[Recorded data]
━━━━━━━━━━
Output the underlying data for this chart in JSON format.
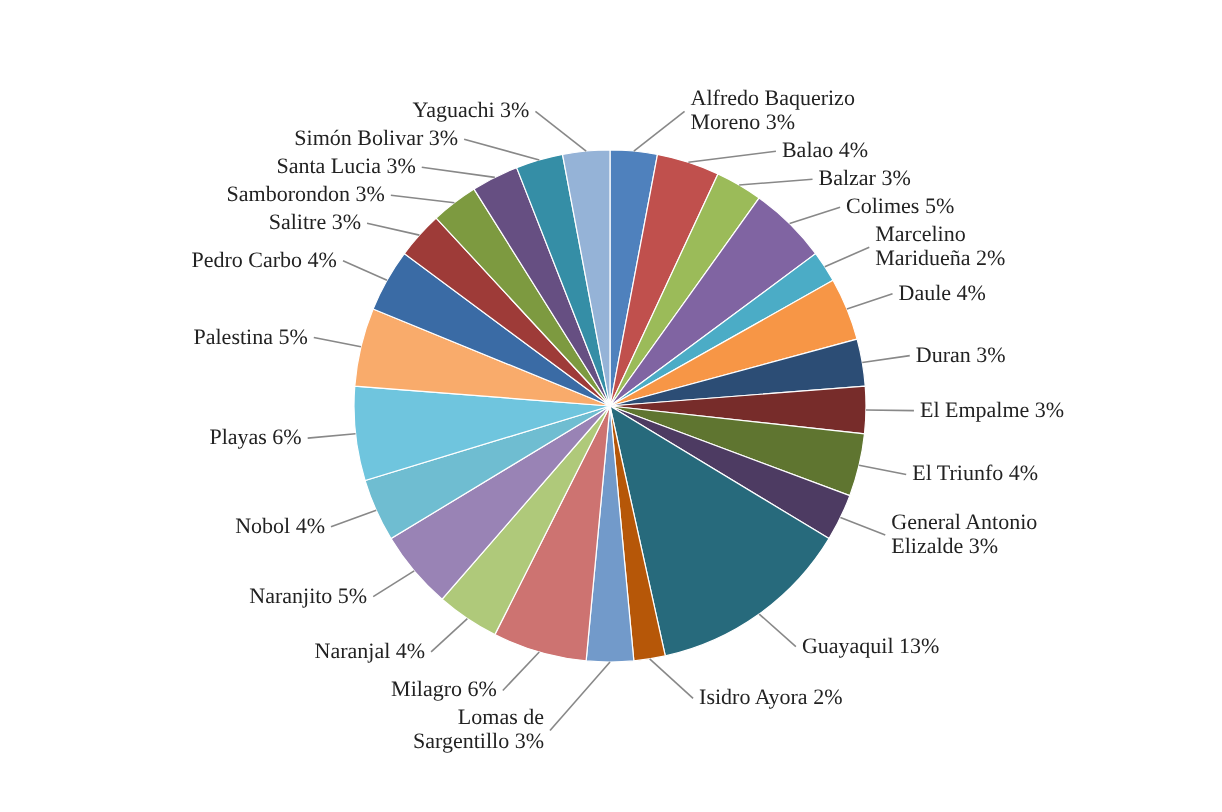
{
  "chart_data": {
    "type": "pie",
    "categories": [
      "Alfredo Baquerizo Moreno",
      "Balao",
      "Balzar",
      "Colimes",
      "Marcelino Maridueña",
      "Daule",
      "Duran",
      "El Empalme",
      "El Triunfo",
      "General Antonio Elizalde",
      "Guayaquil",
      "Isidro Ayora",
      "Lomas de Sargentillo",
      "Milagro",
      "Naranjal",
      "Naranjito",
      "Nobol",
      "Playas",
      "Palestina",
      "Pedro Carbo",
      "Salitre",
      "Samborondon",
      "Santa Lucia",
      "Simón Bolivar",
      "Yaguachi"
    ],
    "values": [
      3,
      4,
      3,
      5,
      2,
      4,
      3,
      3,
      4,
      3,
      13,
      2,
      3,
      6,
      4,
      5,
      4,
      6,
      5,
      4,
      3,
      3,
      3,
      3,
      3
    ],
    "value_labels": [
      "3%",
      "4%",
      "3%",
      "5%",
      "2%",
      "4%",
      "3%",
      "3%",
      "4%",
      "3%",
      "13%",
      "2%",
      "3%",
      "6%",
      "4%",
      "5%",
      "4%",
      "6%",
      "5%",
      "4%",
      "3%",
      "3%",
      "3%",
      "3%",
      "3%"
    ],
    "colors": [
      "#4f81bd",
      "#c0504d",
      "#9bbb59",
      "#8064a2",
      "#4bacc6",
      "#f79646",
      "#2c4d75",
      "#772c2a",
      "#5f7530",
      "#4d3b62",
      "#276a7c",
      "#b65708",
      "#729aca",
      "#cd7371",
      "#afc97a",
      "#9983b5",
      "#6fbdd1",
      "#6fc5de",
      "#f9ab6b",
      "#3a6ba5",
      "#9e3b38",
      "#7d9a40",
      "#664f82",
      "#358ea6",
      "#95b3d7"
    ]
  }
}
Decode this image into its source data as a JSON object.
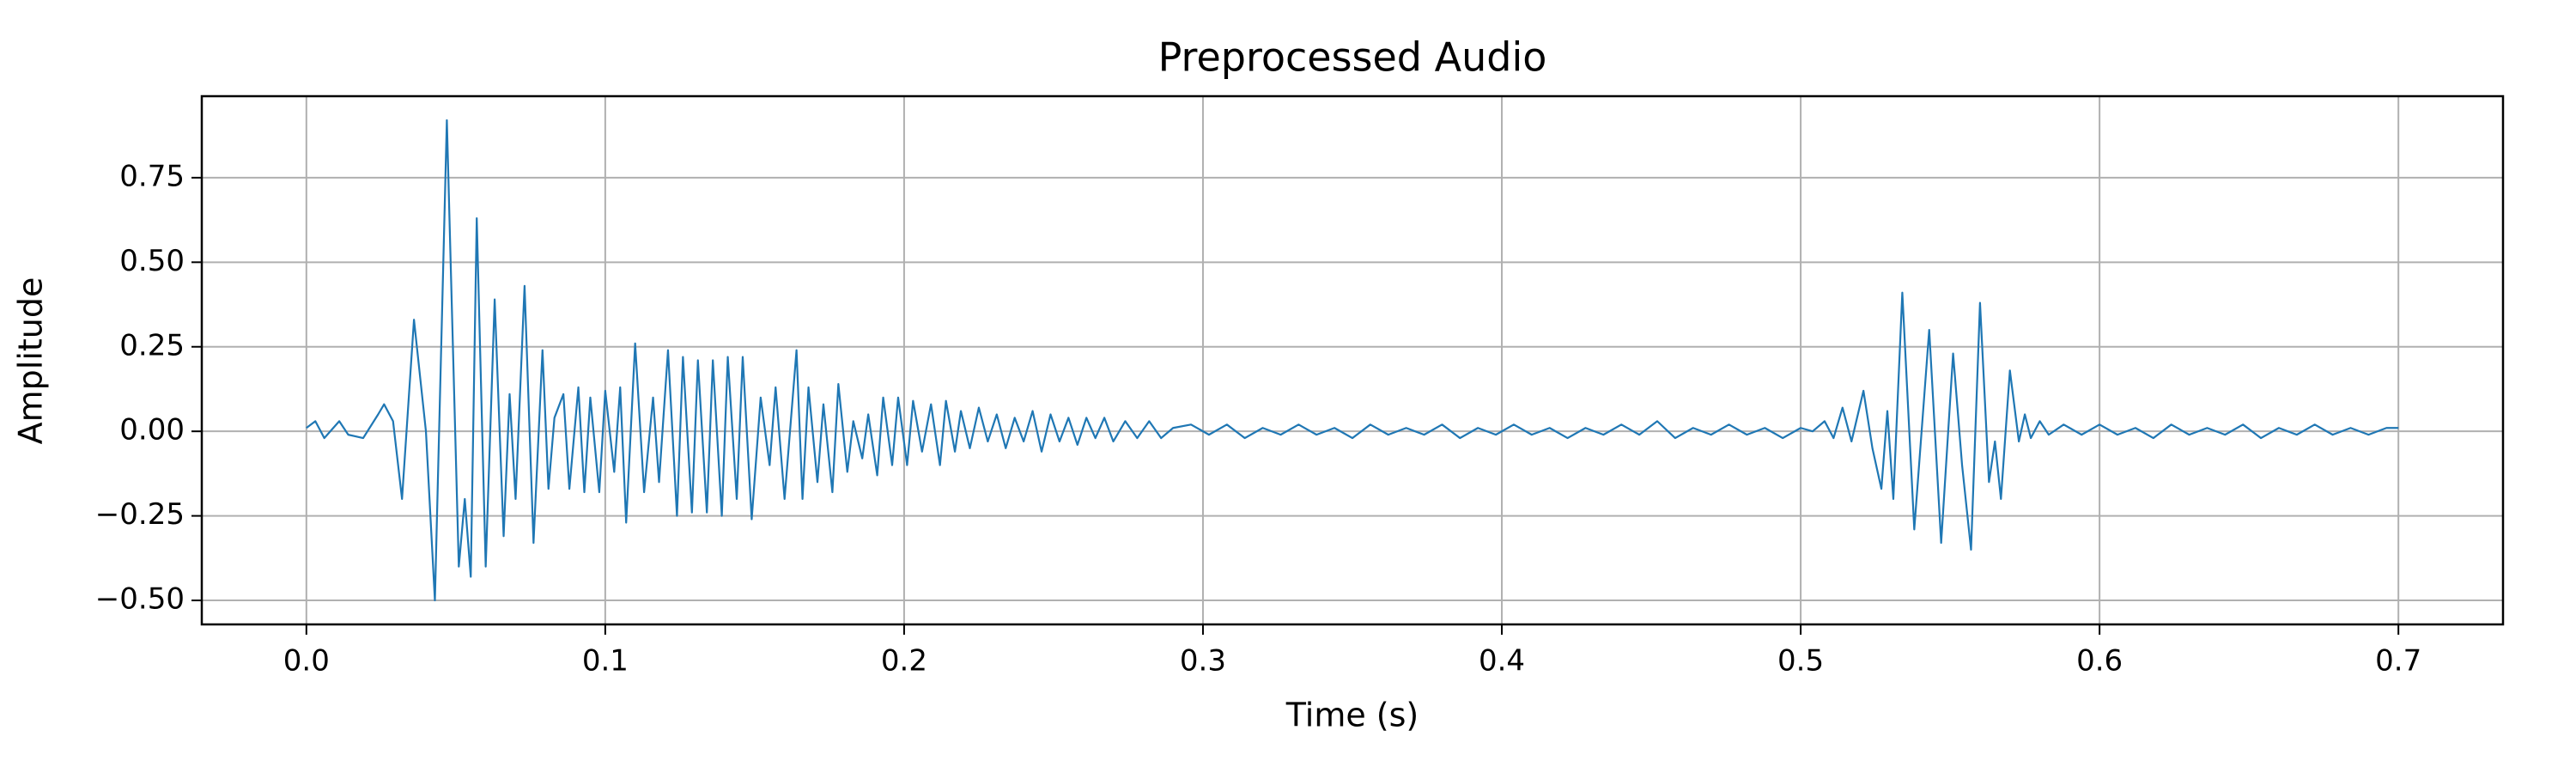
{
  "chart_data": {
    "type": "line",
    "title": "Preprocessed Audio",
    "x_label": "Time (s)",
    "y_label": "Amplitude",
    "color": "#1f77b4",
    "grid": true,
    "x": [
      0,
      0.003,
      0.006,
      0.011,
      0.014,
      0.019,
      0.024,
      0.026,
      0.029,
      0.032,
      0.036,
      0.04,
      0.043,
      0.047,
      0.051,
      0.053,
      0.055,
      0.057,
      0.06,
      0.063,
      0.066,
      0.068,
      0.07,
      0.073,
      0.076,
      0.079,
      0.081,
      0.083,
      0.086,
      0.088,
      0.091,
      0.093,
      0.095,
      0.098,
      0.1,
      0.103,
      0.105,
      0.107,
      0.11,
      0.113,
      0.116,
      0.118,
      0.121,
      0.124,
      0.126,
      0.129,
      0.131,
      0.134,
      0.136,
      0.139,
      0.141,
      0.144,
      0.146,
      0.149,
      0.152,
      0.155,
      0.157,
      0.16,
      0.164,
      0.166,
      0.168,
      0.171,
      0.173,
      0.176,
      0.178,
      0.181,
      0.183,
      0.186,
      0.188,
      0.191,
      0.193,
      0.196,
      0.198,
      0.201,
      0.203,
      0.206,
      0.209,
      0.212,
      0.214,
      0.217,
      0.219,
      0.222,
      0.225,
      0.228,
      0.231,
      0.234,
      0.237,
      0.24,
      0.243,
      0.246,
      0.249,
      0.252,
      0.255,
      0.258,
      0.261,
      0.264,
      0.267,
      0.27,
      0.274,
      0.278,
      0.282,
      0.286,
      0.29,
      0.296,
      0.302,
      0.308,
      0.314,
      0.32,
      0.326,
      0.332,
      0.338,
      0.344,
      0.35,
      0.356,
      0.362,
      0.368,
      0.374,
      0.38,
      0.386,
      0.392,
      0.398,
      0.404,
      0.41,
      0.416,
      0.422,
      0.428,
      0.434,
      0.44,
      0.446,
      0.452,
      0.458,
      0.464,
      0.47,
      0.476,
      0.482,
      0.488,
      0.494,
      0.5,
      0.504,
      0.508,
      0.511,
      0.514,
      0.517,
      0.521,
      0.524,
      0.527,
      0.529,
      0.531,
      0.534,
      0.538,
      0.543,
      0.547,
      0.551,
      0.554,
      0.557,
      0.56,
      0.563,
      0.565,
      0.567,
      0.57,
      0.573,
      0.575,
      0.577,
      0.58,
      0.583,
      0.588,
      0.594,
      0.6,
      0.606,
      0.612,
      0.618,
      0.624,
      0.63,
      0.636,
      0.642,
      0.648,
      0.654,
      0.66,
      0.666,
      0.672,
      0.678,
      0.684,
      0.69,
      0.696,
      0.7
    ],
    "values": [
      0.01,
      0.03,
      -0.02,
      0.03,
      -0.01,
      -0.02,
      0.05,
      0.08,
      0.03,
      -0.2,
      0.33,
      0.0,
      -0.5,
      0.92,
      -0.4,
      -0.2,
      -0.43,
      0.63,
      -0.4,
      0.39,
      -0.31,
      0.11,
      -0.2,
      0.43,
      -0.33,
      0.24,
      -0.17,
      0.04,
      0.11,
      -0.17,
      0.13,
      -0.18,
      0.1,
      -0.18,
      0.12,
      -0.12,
      0.13,
      -0.27,
      0.26,
      -0.18,
      0.1,
      -0.15,
      0.24,
      -0.25,
      0.22,
      -0.24,
      0.21,
      -0.24,
      0.21,
      -0.25,
      0.22,
      -0.2,
      0.22,
      -0.26,
      0.1,
      -0.1,
      0.13,
      -0.2,
      0.24,
      -0.2,
      0.13,
      -0.15,
      0.08,
      -0.18,
      0.14,
      -0.12,
      0.03,
      -0.08,
      0.05,
      -0.13,
      0.1,
      -0.1,
      0.1,
      -0.1,
      0.09,
      -0.06,
      0.08,
      -0.1,
      0.09,
      -0.06,
      0.06,
      -0.05,
      0.07,
      -0.03,
      0.05,
      -0.05,
      0.04,
      -0.03,
      0.06,
      -0.06,
      0.05,
      -0.03,
      0.04,
      -0.04,
      0.04,
      -0.02,
      0.04,
      -0.03,
      0.03,
      -0.02,
      0.03,
      -0.02,
      0.01,
      0.02,
      -0.01,
      0.02,
      -0.02,
      0.01,
      -0.01,
      0.02,
      -0.01,
      0.01,
      -0.02,
      0.02,
      -0.01,
      0.01,
      -0.01,
      0.02,
      -0.02,
      0.01,
      -0.01,
      0.02,
      -0.01,
      0.01,
      -0.02,
      0.01,
      -0.01,
      0.02,
      -0.01,
      0.03,
      -0.02,
      0.01,
      -0.01,
      0.02,
      -0.01,
      0.01,
      -0.02,
      0.01,
      0.0,
      0.03,
      -0.02,
      0.07,
      -0.03,
      0.12,
      -0.05,
      -0.17,
      0.06,
      -0.2,
      0.41,
      -0.29,
      0.3,
      -0.33,
      0.23,
      -0.1,
      -0.35,
      0.38,
      -0.15,
      -0.03,
      -0.2,
      0.18,
      -0.03,
      0.05,
      -0.02,
      0.03,
      -0.01,
      0.02,
      -0.01,
      0.02,
      -0.01,
      0.01,
      -0.02,
      0.02,
      -0.01,
      0.01,
      -0.01,
      0.02,
      -0.02,
      0.01,
      -0.01,
      0.02,
      -0.01,
      0.01,
      -0.01,
      0.01,
      0.01
    ],
    "xlim": [
      -0.035,
      0.735
    ],
    "xticks": [
      {
        "value": 0,
        "label": "0.0"
      },
      0.1,
      0.2,
      0.3,
      0.4,
      0.5,
      0.6,
      0.7
    ],
    "ylim": [
      -0.571,
      0.991
    ],
    "yticks": [
      {
        "value": -0.5,
        "label": "−0.50"
      },
      {
        "value": -0.25,
        "label": "−0.25"
      },
      {
        "value": 0,
        "label": "0.00"
      },
      0.25,
      {
        "value": 0.5,
        "label": "0.50"
      },
      0.75
    ]
  }
}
━━━━━━━━━━
■ WORK TO DO:
In the entries above, count each line with "this"; reply with the total only.

■ EXERCISE ANSWER:
2